(Data records)

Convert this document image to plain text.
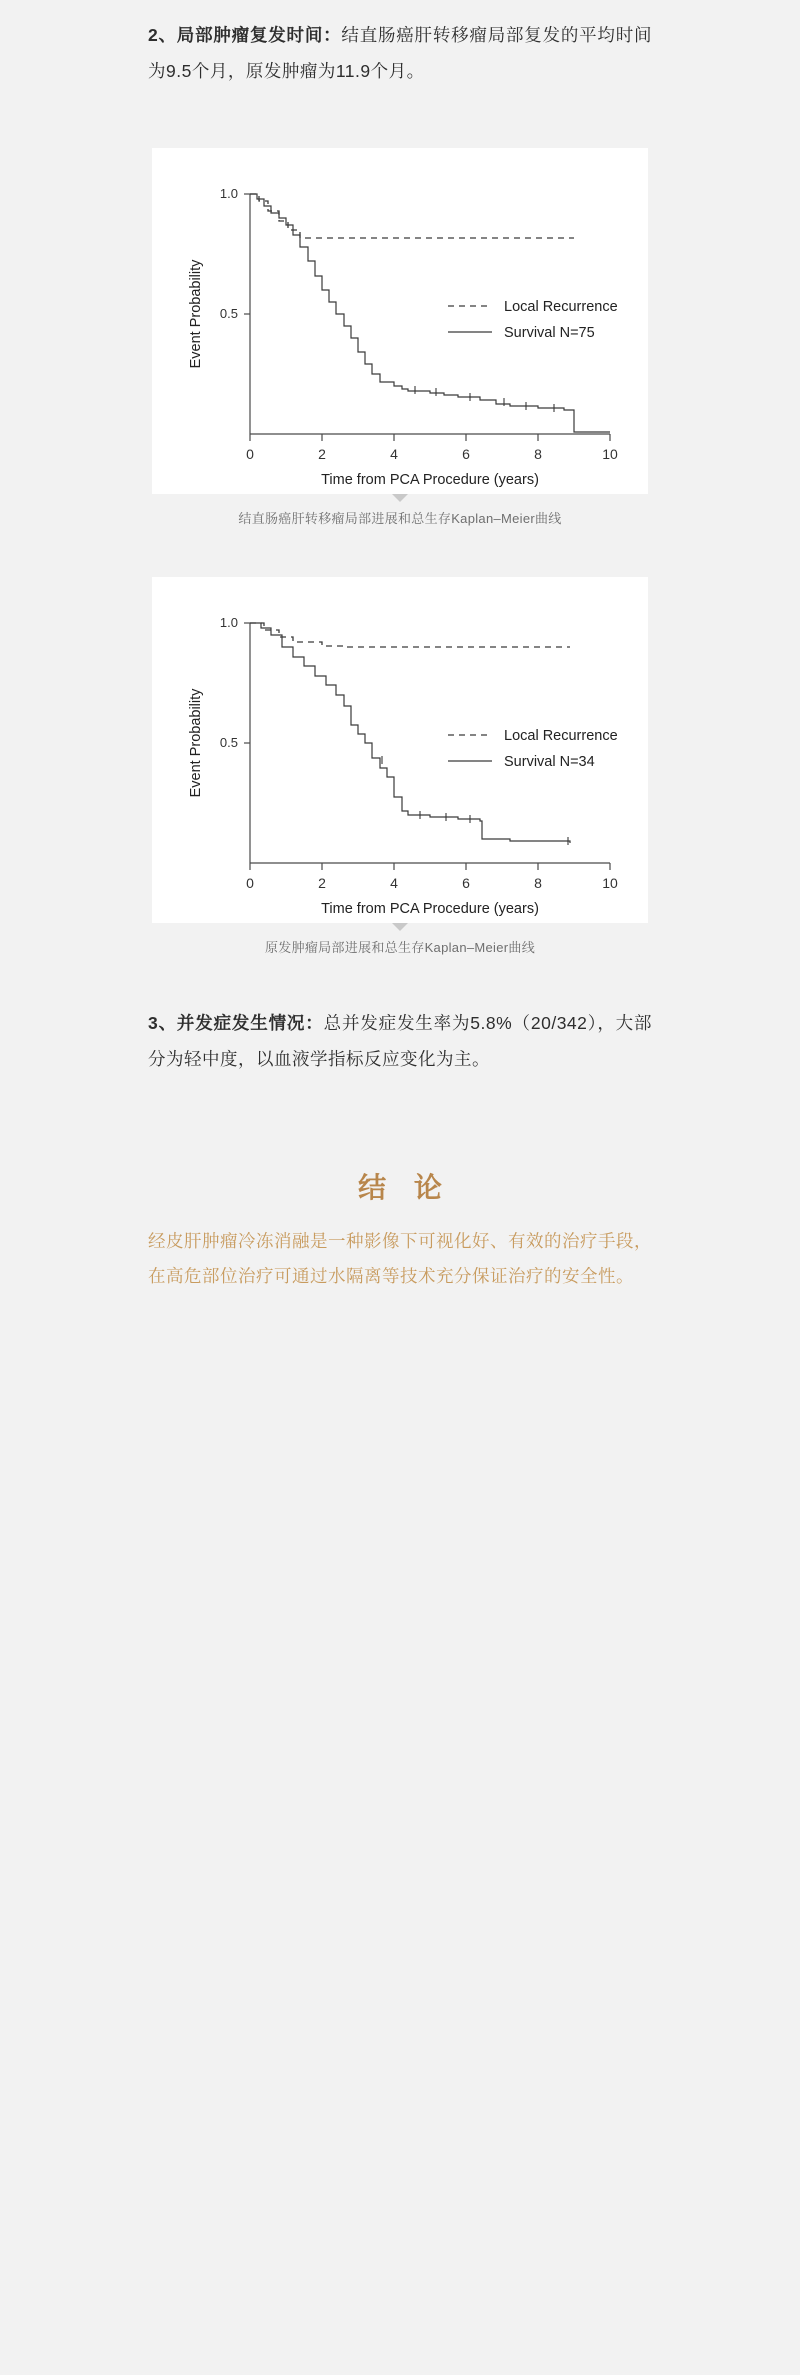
2、局部肿瘤复发时间：结直肠癌肝转移瘤局部复发的平均时间为9.5个月，原发肿瘤为11.9个月。

1.0
0.5
0	2	4	6	8	10
Time from PCA Procedure (years)
Event Probability	Local Recurrence
Survival N=75
结直肠癌肝转移瘤局部进展和总生存Kaplan–Meier曲线
1.0
0.5
0	2	4	6	8	10
Time from PCA Procedure (years)
Event Probability	Local Recurrence
Survival N=34
原发肿瘤局部进展和总生存Kaplan–Meier曲线

3、并发症发生情况：总并发症发生率为5.8%（20/342），大部分为轻中度，以血液学指标反应变化为主。

结 论

经皮肝肿瘤冷冻消融是一种影像下可视化好、有效的治疗手段，在高危部位治疗可通过水隔离等技术充分保证治疗的安全性。
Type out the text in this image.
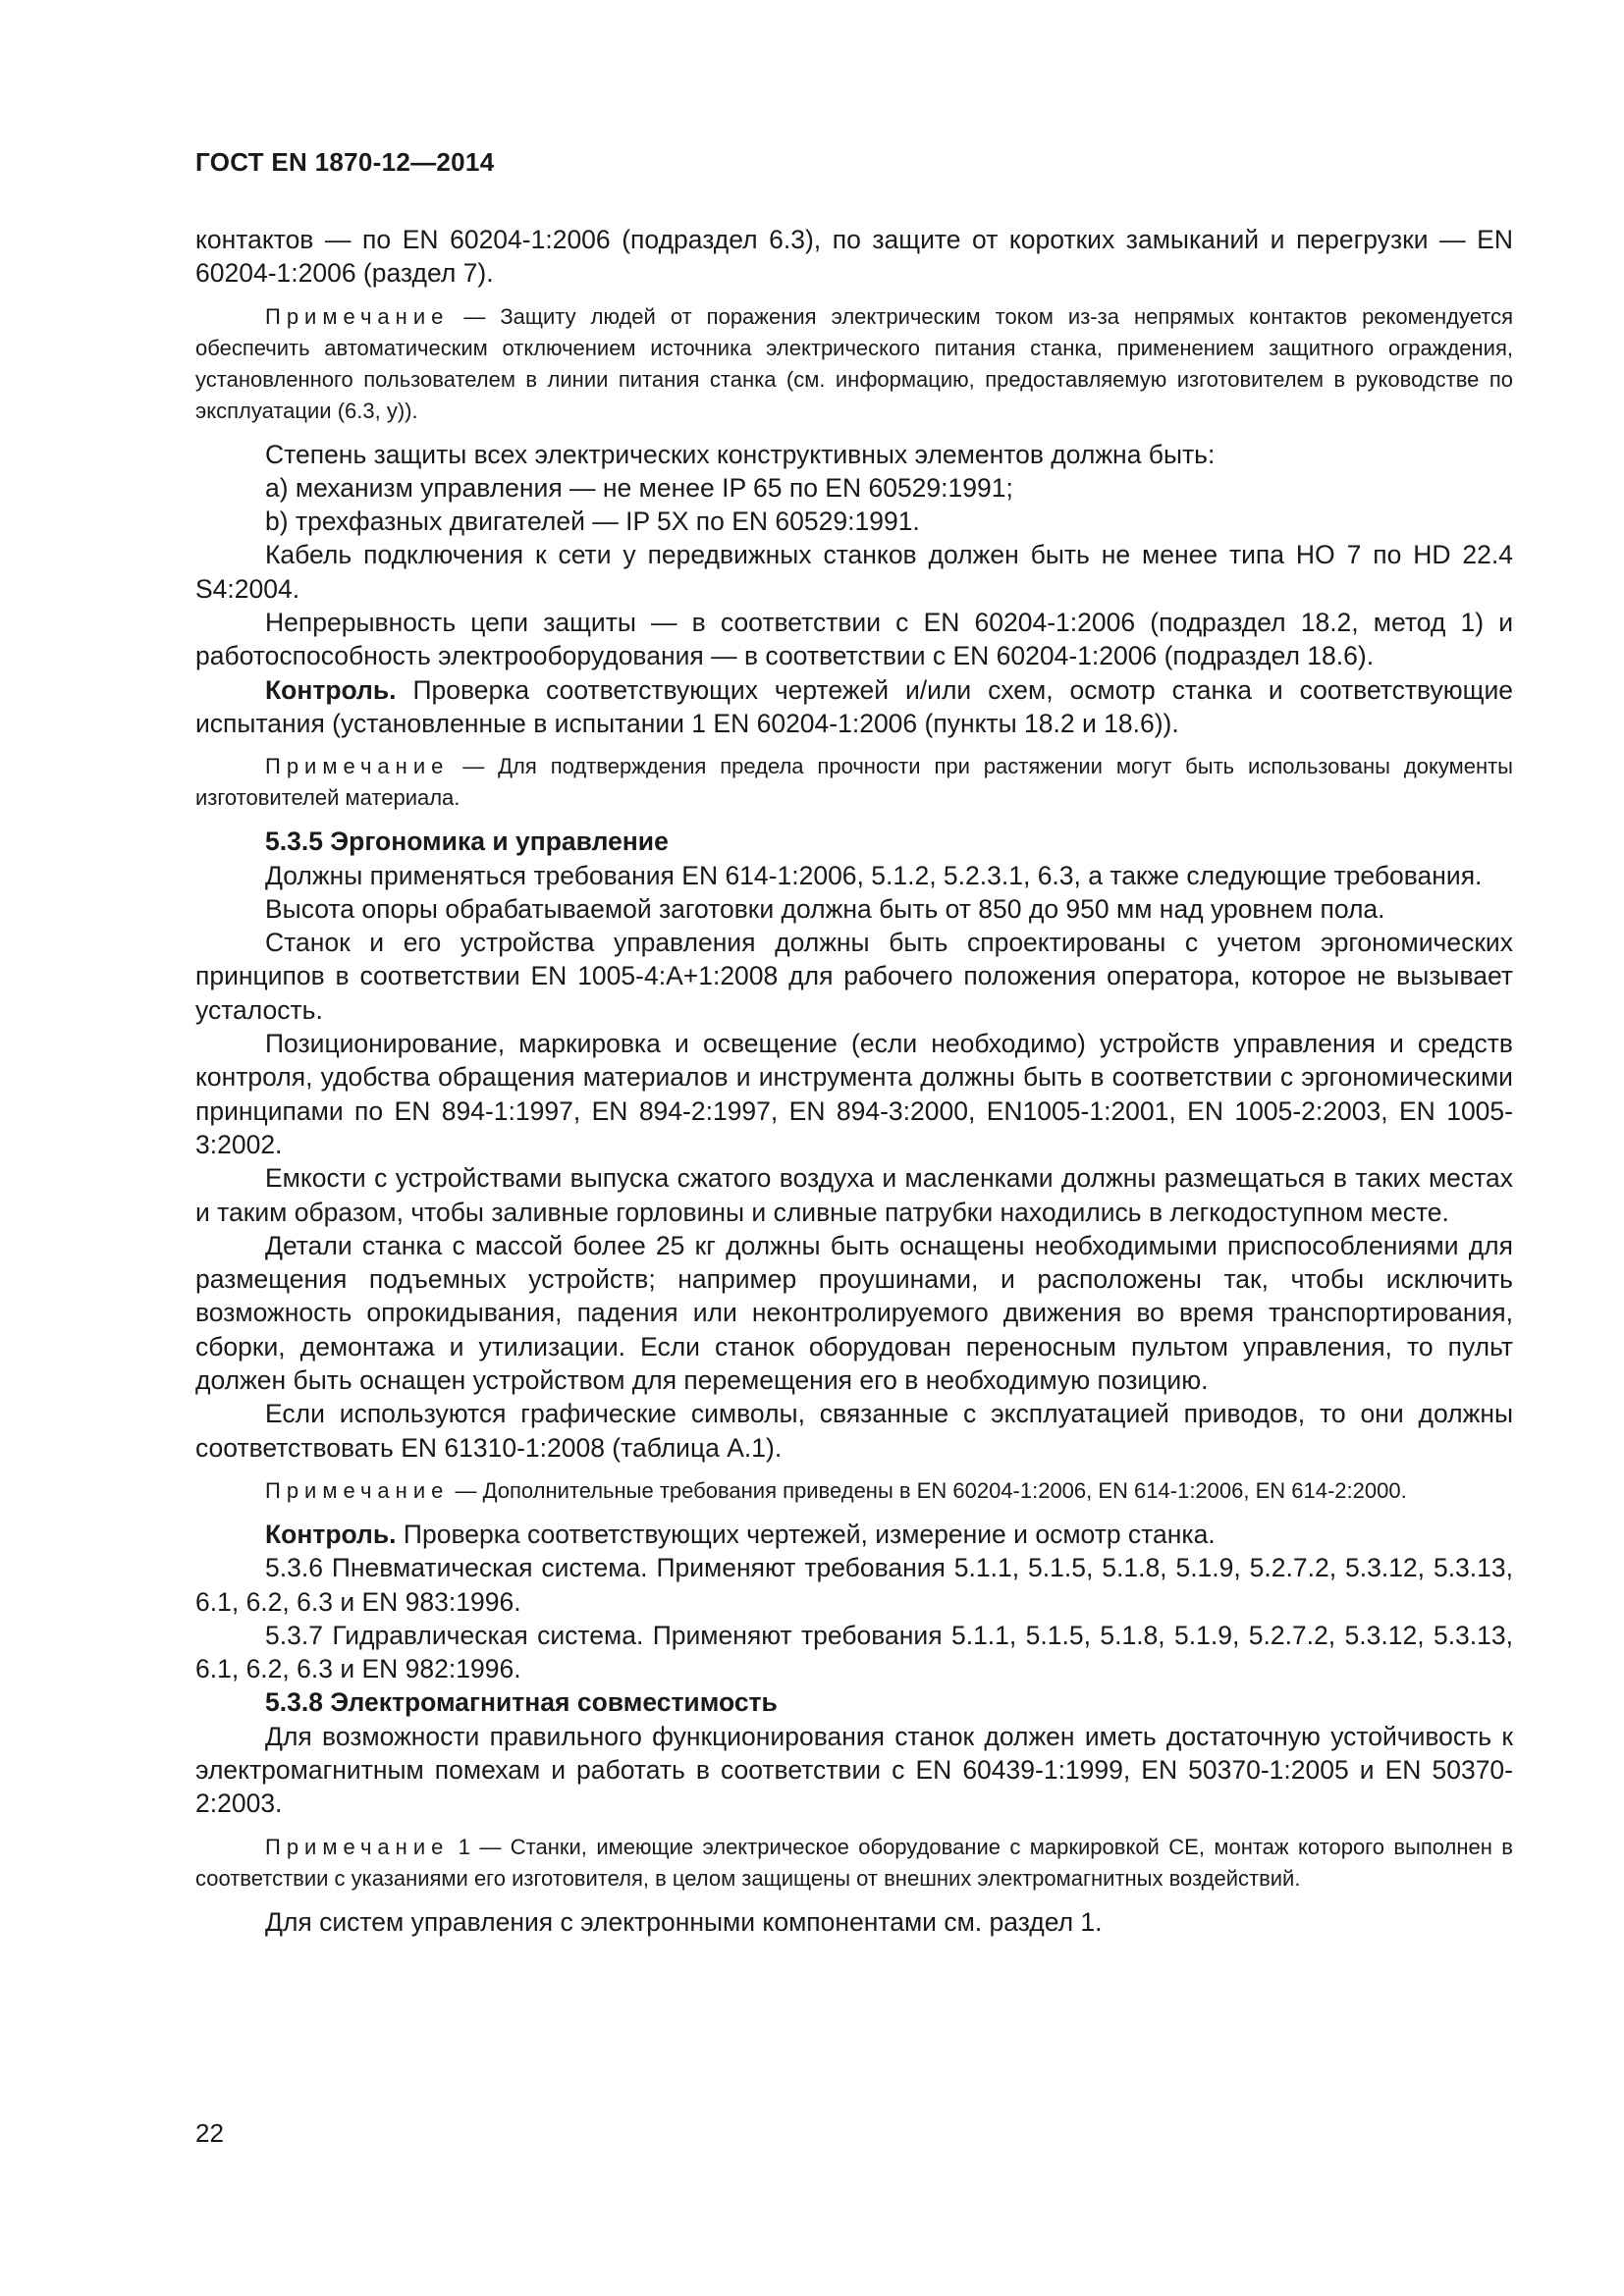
ГОСТ EN 1870-12—2014

контактов — по EN 60204-1:2006 (подраздел 6.3), по защите от коротких замыканий и перегрузки — EN 60204-1:2006 (раздел 7).

Примечание — Защиту людей от поражения электрическим током из-за непрямых контактов рекомендуется обеспечить автоматическим отключением источника электрического питания станка, применением защитного ограждения, установленного пользователем в линии питания станка (см. информацию, предоставляемую изготовителем в руководстве по эксплуатации (6.3, у)).

Степень защиты всех электрических конструктивных элементов должна быть:

a) механизм управления — не менее IP 65 по EN 60529:1991;

b) трехфазных двигателей — IP 5X по EN 60529:1991.

Кабель подключения к сети у передвижных станков должен быть не менее типа НО 7 по HD 22.4 S4:2004.

Непрерывность цепи защиты — в соответствии с EN 60204-1:2006 (подраздел 18.2, метод 1) и работоспособность электрооборудования — в соответствии с EN 60204-1:2006 (подраздел 18.6).

Контроль. Проверка соответствующих чертежей и/или схем, осмотр станка и соответствующие испытания (установленные в испытании 1 EN 60204-1:2006 (пункты 18.2 и 18.6)).

Примечание — Для подтверждения предела прочности при растяжении могут быть использованы документы изготовителей материала.

5.3.5 Эргономика и управление

Должны применяться требования EN 614-1:2006, 5.1.2, 5.2.3.1, 6.3, а также следующие требования.

Высота опоры обрабатываемой заготовки должна быть от 850 до 950 мм над уровнем пола.

Станок и его устройства управления должны быть спроектированы с учетом эргономических принципов в соответствии EN 1005-4:A+1:2008 для рабочего положения оператора, которое не вызывает усталость.

Позиционирование, маркировка и освещение (если необходимо) устройств управления и средств контроля, удобства обращения материалов и инструмента должны быть в соответствии с эргономическими принципами по EN 894-1:1997, EN 894-2:1997, EN 894-3:2000, EN1005-1:2001, EN 1005-2:2003, EN 1005-3:2002.

Емкости с устройствами выпуска сжатого воздуха и масленками должны размещаться в таких местах и таким образом, чтобы заливные горловины и сливные патрубки находились в легкодоступном месте.

Детали станка с массой более 25 кг должны быть оснащены необходимыми приспособлениями для размещения подъемных устройств; например проушинами, и расположены так, чтобы исключить возможность опрокидывания, падения или неконтролируемого движения во время транспортирования, сборки, демонтажа и утилизации. Если станок оборудован переносным пультом управления, то пульт должен быть оснащен устройством для перемещения его в необходимую позицию.

Если используются графические символы, связанные с эксплуатацией приводов, то они должны соответствовать EN 61310-1:2008 (таблица А.1).

Примечание — Дополнительные требования приведены в EN 60204-1:2006, EN 614-1:2006, EN 614-2:2000.

Контроль. Проверка соответствующих чертежей, измерение и осмотр станка.

5.3.6 Пневматическая система. Применяют требования 5.1.1, 5.1.5, 5.1.8, 5.1.9, 5.2.7.2, 5.3.12, 5.3.13, 6.1, 6.2, 6.3 и EN 983:1996.

5.3.7 Гидравлическая система. Применяют требования 5.1.1, 5.1.5, 5.1.8, 5.1.9, 5.2.7.2, 5.3.12, 5.3.13, 6.1, 6.2, 6.3 и EN 982:1996.

5.3.8 Электромагнитная совместимость

Для возможности правильного функционирования станок должен иметь достаточную устойчивость к электромагнитным помехам и работать в соответствии с EN 60439-1:1999, EN 50370-1:2005 и EN 50370-2:2003.

Примечание 1 — Станки, имеющие электрическое оборудование с маркировкой СЕ, монтаж которого выполнен в соответствии с указаниями его изготовителя, в целом защищены от внешних электромагнитных воздействий.

Для систем управления с электронными компонентами см. раздел 1.

22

PROBLEM: Repeat the listing verbatim. Skip the pictures.

EXERCISE RESULT:
Convert this document image to plain text.
2、局部肿瘤复发时间：结直肠癌肝转移瘤局部复发的平均时间为9.5个月，原发肿瘤为11.9个月。

1.0
0.5
0	2	4	6	8	10
Time from PCA Procedure (years)
Event Probability	Local Recurrence
Survival N=75
结直肠癌肝转移瘤局部进展和总生存Kaplan–Meier曲线
1.0
0.5
0	2	4	6	8	10
Time from PCA Procedure (years)
Event Probability	Local Recurrence
Survival N=34
原发肿瘤局部进展和总生存Kaplan–Meier曲线

3、并发症发生情况：总并发症发生率为5.8%（20/342），大部分为轻中度，以血液学指标反应变化为主。

结 论

经皮肝肿瘤冷冻消融是一种影像下可视化好、有效的治疗手段，在高危部位治疗可通过水隔离等技术充分保证治疗的安全性。
Type out the text in this image.
ГОСТ EN 1870-12—2014

контактов — по EN 60204-1:2006 (подраздел 6.3), по защите от коротких замыканий и перегрузки — EN 60204-1:2006 (раздел 7).

Примечание — Защиту людей от поражения электрическим током из-за непрямых контактов рекомендуется обеспечить автоматическим отключением источника электрического питания станка, применением защитного ограждения, установленного пользователем в линии питания станка (см. информацию, предоставляемую изготовителем в руководстве по эксплуатации (6.3, у)).

Степень защиты всех электрических конструктивных элементов должна быть:

a) механизм управления — не менее IP 65 по EN 60529:1991;

b) трехфазных двигателей — IP 5X по EN 60529:1991.

Кабель подключения к сети у передвижных станков должен быть не менее типа НО 7 по HD 22.4 S4:2004.

Непрерывность цепи защиты — в соответствии с EN 60204-1:2006 (подраздел 18.2, метод 1) и работоспособность электрооборудования — в соответствии с EN 60204-1:2006 (подраздел 18.6).

Контроль. Проверка соответствующих чертежей и/или схем, осмотр станка и соответствующие испытания (установленные в испытании 1 EN 60204-1:2006 (пункты 18.2 и 18.6)).

Примечание — Для подтверждения предела прочности при растяжении могут быть использованы документы изготовителей материала.

5.3.5 Эргономика и управление

Должны применяться требования EN 614-1:2006, 5.1.2, 5.2.3.1, 6.3, а также следующие требования.

Высота опоры обрабатываемой заготовки должна быть от 850 до 950 мм над уровнем пола.

Станок и его устройства управления должны быть спроектированы с учетом эргономических принципов в соответствии EN 1005-4:A+1:2008 для рабочего положения оператора, которое не вызывает усталость.

Позиционирование, маркировка и освещение (если необходимо) устройств управления и средств контроля, удобства обращения материалов и инструмента должны быть в соответствии с эргономическими принципами по EN 894-1:1997, EN 894-2:1997, EN 894-3:2000, EN1005-1:2001, EN 1005-2:2003, EN 1005-3:2002.

Емкости с устройствами выпуска сжатого воздуха и масленками должны размещаться в таких местах и таким образом, чтобы заливные горловины и сливные патрубки находились в легкодоступном месте.

Детали станка с массой более 25 кг должны быть оснащены необходимыми приспособлениями для размещения подъемных устройств; например проушинами, и расположены так, чтобы исключить возможность опрокидывания, падения или неконтролируемого движения во время транспортирования, сборки, демонтажа и утилизации. Если станок оборудован переносным пультом управления, то пульт должен быть оснащен устройством для перемещения его в необходимую позицию.

Если используются графические символы, связанные с эксплуатацией приводов, то они должны соответствовать EN 61310-1:2008 (таблица А.1).

Примечание — Дополнительные требования приведены в EN 60204-1:2006, EN 614-1:2006, EN 614-2:2000.

Контроль. Проверка соответствующих чертежей, измерение и осмотр станка.

5.3.6 Пневматическая система. Применяют требования 5.1.1, 5.1.5, 5.1.8, 5.1.9, 5.2.7.2, 5.3.12, 5.3.13, 6.1, 6.2, 6.3 и EN 983:1996.

5.3.7 Гидравлическая система. Применяют требования 5.1.1, 5.1.5, 5.1.8, 5.1.9, 5.2.7.2, 5.3.12, 5.3.13, 6.1, 6.2, 6.3 и EN 982:1996.

5.3.8 Электромагнитная совместимость

Для возможности правильного функционирования станок должен иметь достаточную устойчивость к электромагнитным помехам и работать в соответствии с EN 60439-1:1999, EN 50370-1:2005 и EN 50370-2:2003.

Примечание 1 — Станки, имеющие электрическое оборудование с маркировкой СЕ, монтаж которого выполнен в соответствии с указаниями его изготовителя, в целом защищены от внешних электромагнитных воздействий.

Для систем управления с электронными компонентами см. раздел 1.

22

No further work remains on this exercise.